= AIM OF THE EXERCISE =
Pull every line holding the string "times" from the records below.

◆ ◆ ◆ ◆ ◆

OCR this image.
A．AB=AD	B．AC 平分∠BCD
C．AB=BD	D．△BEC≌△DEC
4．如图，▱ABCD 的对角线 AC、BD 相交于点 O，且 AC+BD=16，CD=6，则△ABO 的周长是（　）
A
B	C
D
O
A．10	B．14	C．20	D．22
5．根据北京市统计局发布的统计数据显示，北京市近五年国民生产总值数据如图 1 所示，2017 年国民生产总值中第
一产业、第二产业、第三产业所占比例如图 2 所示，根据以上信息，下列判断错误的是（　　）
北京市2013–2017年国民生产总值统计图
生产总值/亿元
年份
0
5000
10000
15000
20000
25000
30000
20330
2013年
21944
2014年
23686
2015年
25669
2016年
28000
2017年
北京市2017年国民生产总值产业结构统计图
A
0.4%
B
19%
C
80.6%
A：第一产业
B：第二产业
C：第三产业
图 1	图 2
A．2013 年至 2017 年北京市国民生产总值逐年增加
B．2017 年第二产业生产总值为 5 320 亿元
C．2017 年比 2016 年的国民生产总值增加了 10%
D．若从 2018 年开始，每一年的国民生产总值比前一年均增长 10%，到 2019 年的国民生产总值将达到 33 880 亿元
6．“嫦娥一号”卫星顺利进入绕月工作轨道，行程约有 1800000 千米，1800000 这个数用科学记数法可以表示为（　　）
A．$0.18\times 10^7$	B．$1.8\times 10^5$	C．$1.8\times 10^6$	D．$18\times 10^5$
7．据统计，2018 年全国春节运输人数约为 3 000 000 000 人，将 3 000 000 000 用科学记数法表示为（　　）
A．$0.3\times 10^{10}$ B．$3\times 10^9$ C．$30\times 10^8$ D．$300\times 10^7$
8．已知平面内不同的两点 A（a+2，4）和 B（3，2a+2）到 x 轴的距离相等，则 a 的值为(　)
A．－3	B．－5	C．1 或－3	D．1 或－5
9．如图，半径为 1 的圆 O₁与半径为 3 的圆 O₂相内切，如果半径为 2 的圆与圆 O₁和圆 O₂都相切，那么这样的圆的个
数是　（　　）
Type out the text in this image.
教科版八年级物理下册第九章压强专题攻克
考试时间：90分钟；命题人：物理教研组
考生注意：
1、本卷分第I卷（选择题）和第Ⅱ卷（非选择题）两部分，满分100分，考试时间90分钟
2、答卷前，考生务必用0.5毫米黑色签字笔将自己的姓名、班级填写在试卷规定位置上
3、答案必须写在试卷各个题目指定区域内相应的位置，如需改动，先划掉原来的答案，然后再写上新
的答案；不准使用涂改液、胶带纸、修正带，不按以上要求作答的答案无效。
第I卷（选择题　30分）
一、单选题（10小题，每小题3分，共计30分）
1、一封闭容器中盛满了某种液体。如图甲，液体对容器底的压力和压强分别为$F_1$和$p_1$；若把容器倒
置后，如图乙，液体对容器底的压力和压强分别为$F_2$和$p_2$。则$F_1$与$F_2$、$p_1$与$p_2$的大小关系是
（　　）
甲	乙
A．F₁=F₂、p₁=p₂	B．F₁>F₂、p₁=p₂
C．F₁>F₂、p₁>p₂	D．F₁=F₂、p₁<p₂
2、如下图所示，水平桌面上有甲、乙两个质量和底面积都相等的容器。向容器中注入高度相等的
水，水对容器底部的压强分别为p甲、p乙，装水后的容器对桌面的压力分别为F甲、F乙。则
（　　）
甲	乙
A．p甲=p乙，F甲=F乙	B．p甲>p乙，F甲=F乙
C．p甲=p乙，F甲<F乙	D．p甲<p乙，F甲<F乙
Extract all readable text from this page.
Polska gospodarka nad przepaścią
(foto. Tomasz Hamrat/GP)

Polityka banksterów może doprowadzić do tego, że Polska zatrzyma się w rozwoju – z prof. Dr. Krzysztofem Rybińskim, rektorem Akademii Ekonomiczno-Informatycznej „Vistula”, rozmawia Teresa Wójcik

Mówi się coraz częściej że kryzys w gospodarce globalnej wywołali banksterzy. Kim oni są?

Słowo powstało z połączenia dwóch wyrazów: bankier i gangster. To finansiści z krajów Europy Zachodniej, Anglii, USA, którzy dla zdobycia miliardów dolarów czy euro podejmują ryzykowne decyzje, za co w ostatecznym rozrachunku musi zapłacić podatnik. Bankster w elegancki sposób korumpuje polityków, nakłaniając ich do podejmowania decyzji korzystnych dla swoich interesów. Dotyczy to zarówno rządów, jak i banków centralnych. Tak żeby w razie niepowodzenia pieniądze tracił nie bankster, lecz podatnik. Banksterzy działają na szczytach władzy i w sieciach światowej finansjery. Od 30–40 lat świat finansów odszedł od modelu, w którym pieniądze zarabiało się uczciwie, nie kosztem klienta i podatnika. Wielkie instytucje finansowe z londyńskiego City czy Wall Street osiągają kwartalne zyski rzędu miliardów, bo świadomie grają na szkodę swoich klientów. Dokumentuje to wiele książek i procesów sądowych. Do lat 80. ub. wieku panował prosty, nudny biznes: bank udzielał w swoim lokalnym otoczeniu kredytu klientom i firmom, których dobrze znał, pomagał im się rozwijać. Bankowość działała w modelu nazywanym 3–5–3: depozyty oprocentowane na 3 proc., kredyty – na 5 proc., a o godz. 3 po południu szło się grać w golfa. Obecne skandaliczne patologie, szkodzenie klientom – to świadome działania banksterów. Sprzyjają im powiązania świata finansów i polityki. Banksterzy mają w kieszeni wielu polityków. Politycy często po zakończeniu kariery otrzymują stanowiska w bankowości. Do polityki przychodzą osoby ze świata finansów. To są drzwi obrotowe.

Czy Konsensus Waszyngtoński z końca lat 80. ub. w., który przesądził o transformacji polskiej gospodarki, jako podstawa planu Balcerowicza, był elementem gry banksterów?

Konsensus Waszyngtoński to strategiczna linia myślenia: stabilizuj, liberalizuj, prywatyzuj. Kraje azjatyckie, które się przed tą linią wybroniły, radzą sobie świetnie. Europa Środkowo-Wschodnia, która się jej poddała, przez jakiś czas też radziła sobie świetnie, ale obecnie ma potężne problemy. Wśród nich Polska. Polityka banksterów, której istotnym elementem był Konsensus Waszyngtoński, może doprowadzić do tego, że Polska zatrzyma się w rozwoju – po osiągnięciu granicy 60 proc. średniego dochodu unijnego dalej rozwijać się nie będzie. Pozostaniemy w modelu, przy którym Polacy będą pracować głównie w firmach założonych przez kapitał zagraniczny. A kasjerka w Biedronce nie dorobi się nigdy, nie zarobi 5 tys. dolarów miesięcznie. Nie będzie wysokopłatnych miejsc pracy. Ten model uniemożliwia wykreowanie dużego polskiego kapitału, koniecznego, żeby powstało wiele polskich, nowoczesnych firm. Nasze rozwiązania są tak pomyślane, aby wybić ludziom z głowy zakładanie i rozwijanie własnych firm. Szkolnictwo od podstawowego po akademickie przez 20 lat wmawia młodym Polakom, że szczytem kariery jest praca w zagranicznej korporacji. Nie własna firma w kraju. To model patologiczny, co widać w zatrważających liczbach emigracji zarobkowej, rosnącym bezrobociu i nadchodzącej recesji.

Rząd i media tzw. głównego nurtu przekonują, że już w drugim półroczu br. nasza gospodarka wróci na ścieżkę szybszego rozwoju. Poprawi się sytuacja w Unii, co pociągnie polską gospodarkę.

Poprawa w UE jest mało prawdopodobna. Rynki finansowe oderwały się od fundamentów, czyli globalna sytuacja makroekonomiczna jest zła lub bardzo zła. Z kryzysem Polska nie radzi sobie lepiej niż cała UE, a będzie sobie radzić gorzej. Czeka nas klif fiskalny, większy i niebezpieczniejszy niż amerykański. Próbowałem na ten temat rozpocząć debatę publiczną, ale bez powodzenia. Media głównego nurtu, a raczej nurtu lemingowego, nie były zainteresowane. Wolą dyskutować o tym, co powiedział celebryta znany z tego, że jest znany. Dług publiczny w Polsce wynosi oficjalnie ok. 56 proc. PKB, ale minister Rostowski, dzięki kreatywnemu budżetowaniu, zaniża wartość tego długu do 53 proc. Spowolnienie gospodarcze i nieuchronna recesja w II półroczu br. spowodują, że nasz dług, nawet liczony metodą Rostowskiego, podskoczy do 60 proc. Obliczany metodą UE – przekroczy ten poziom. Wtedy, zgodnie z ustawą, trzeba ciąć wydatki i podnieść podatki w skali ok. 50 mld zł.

◆ ◆ ◆ ◆ ◆

= REPLY TO THE TASK =
A．$0.18\times 10^7$	B．$1.8\times 10^5$	C．$1.8\times 10^6$	D．$18\times 10^5$
A．$0.3\times 10^{10}$ B．$3\times 10^9$ C．$30\times 10^8$ D．$300\times 10^7$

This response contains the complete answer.